* _WRITTEN TASK_:
Omit the images, then output each of the records below exactly.

[Figure dataset records]
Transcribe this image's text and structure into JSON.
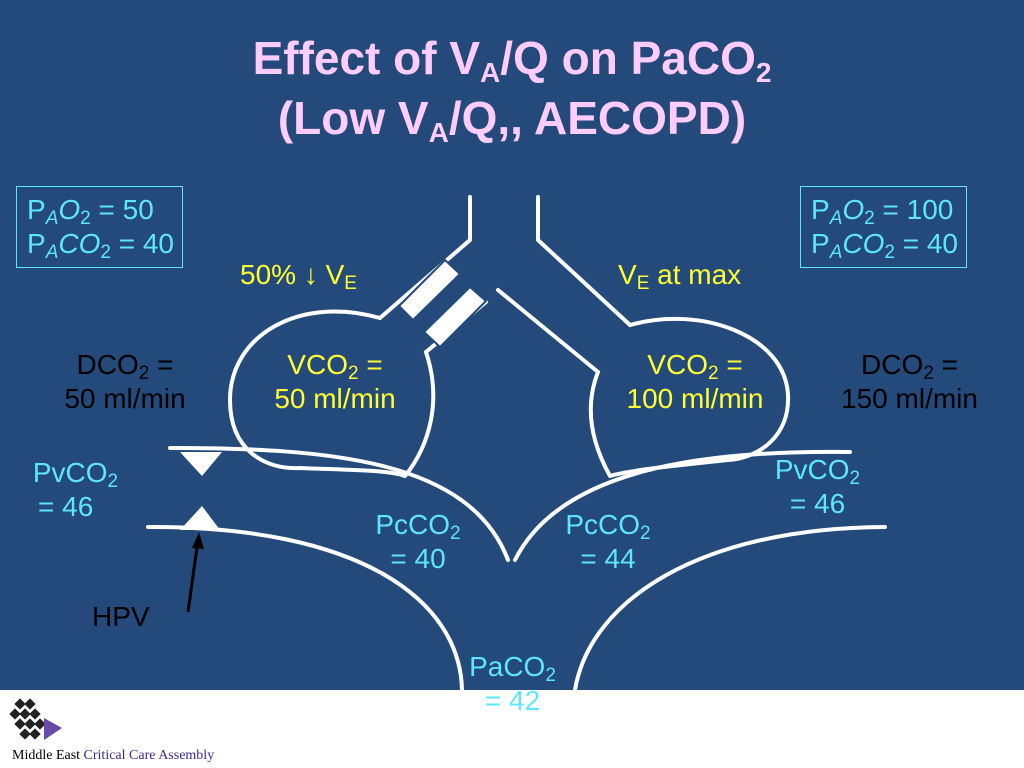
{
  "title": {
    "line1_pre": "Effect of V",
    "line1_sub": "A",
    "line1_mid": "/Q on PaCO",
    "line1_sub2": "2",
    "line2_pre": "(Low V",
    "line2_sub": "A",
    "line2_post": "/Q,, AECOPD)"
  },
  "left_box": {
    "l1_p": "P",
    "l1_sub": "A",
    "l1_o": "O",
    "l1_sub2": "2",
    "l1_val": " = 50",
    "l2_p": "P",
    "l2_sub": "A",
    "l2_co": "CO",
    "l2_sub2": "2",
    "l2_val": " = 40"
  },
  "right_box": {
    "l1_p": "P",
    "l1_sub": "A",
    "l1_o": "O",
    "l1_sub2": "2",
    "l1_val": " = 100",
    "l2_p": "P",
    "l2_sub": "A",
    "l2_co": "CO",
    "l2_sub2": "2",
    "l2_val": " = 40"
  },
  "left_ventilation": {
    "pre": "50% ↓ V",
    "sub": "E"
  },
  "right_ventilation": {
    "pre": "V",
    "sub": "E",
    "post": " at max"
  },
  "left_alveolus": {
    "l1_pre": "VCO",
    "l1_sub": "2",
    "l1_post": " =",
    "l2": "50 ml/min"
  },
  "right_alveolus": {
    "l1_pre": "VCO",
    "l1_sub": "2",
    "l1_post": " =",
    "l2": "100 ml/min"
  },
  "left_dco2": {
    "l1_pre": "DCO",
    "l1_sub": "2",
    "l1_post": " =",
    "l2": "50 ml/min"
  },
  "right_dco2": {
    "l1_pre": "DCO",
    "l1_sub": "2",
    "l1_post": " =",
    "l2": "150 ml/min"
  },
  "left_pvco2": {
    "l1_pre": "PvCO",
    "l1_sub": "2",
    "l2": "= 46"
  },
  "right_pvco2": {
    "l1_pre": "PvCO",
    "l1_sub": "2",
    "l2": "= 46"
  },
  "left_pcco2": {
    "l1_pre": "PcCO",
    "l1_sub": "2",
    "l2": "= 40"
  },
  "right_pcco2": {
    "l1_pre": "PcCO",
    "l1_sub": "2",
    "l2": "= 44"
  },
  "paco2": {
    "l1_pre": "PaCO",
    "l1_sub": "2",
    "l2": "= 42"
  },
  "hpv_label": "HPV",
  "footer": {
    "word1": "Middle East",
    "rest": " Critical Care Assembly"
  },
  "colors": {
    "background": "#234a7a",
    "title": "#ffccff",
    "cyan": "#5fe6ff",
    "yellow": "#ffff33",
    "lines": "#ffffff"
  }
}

* _RESULT OF THIS EXERCISE_:
Transcribe this image's text and structure into JSON.
{
  "title": {
    "line1_pre": "Effect of V",
    "line1_sub": "A",
    "line1_mid": "/Q on PaCO",
    "line1_sub2": "2",
    "line2_pre": "(Low V",
    "line2_sub": "A",
    "line2_post": "/Q,, AECOPD)"
  },
  "left_box": {
    "l1_p": "P",
    "l1_sub": "A",
    "l1_o": "O",
    "l1_sub2": "2",
    "l1_val": " = 50",
    "l2_p": "P",
    "l2_sub": "A",
    "l2_co": "CO",
    "l2_sub2": "2",
    "l2_val": " = 40"
  },
  "right_box": {
    "l1_p": "P",
    "l1_sub": "A",
    "l1_o": "O",
    "l1_sub2": "2",
    "l1_val": " = 100",
    "l2_p": "P",
    "l2_sub": "A",
    "l2_co": "CO",
    "l2_sub2": "2",
    "l2_val": " = 40"
  },
  "left_ventilation": {
    "pre": "50% ↓ V",
    "sub": "E"
  },
  "right_ventilation": {
    "pre": "V",
    "sub": "E",
    "post": " at max"
  },
  "left_alveolus": {
    "l1_pre": "VCO",
    "l1_sub": "2",
    "l1_post": " =",
    "l2": "50 ml/min"
  },
  "right_alveolus": {
    "l1_pre": "VCO",
    "l1_sub": "2",
    "l1_post": " =",
    "l2": "100 ml/min"
  },
  "left_dco2": {
    "l1_pre": "DCO",
    "l1_sub": "2",
    "l1_post": " =",
    "l2": "50 ml/min"
  },
  "right_dco2": {
    "l1_pre": "DCO",
    "l1_sub": "2",
    "l1_post": " =",
    "l2": "150 ml/min"
  },
  "left_pvco2": {
    "l1_pre": "PvCO",
    "l1_sub": "2",
    "l2": "= 46"
  },
  "right_pvco2": {
    "l1_pre": "PvCO",
    "l1_sub": "2",
    "l2": "= 46"
  },
  "left_pcco2": {
    "l1_pre": "PcCO",
    "l1_sub": "2",
    "l2": "= 40"
  },
  "right_pcco2": {
    "l1_pre": "PcCO",
    "l1_sub": "2",
    "l2": "= 44"
  },
  "paco2": {
    "l1_pre": "PaCO",
    "l1_sub": "2",
    "l2": "= 42"
  },
  "hpv_label": "HPV",
  "footer": {
    "word1": "Middle East",
    "rest": " Critical Care Assembly"
  },
  "colors": {
    "background": "#234a7a",
    "title": "#ffccff",
    "cyan": "#5fe6ff",
    "yellow": "#ffff33",
    "lines": "#ffffff"
  }
}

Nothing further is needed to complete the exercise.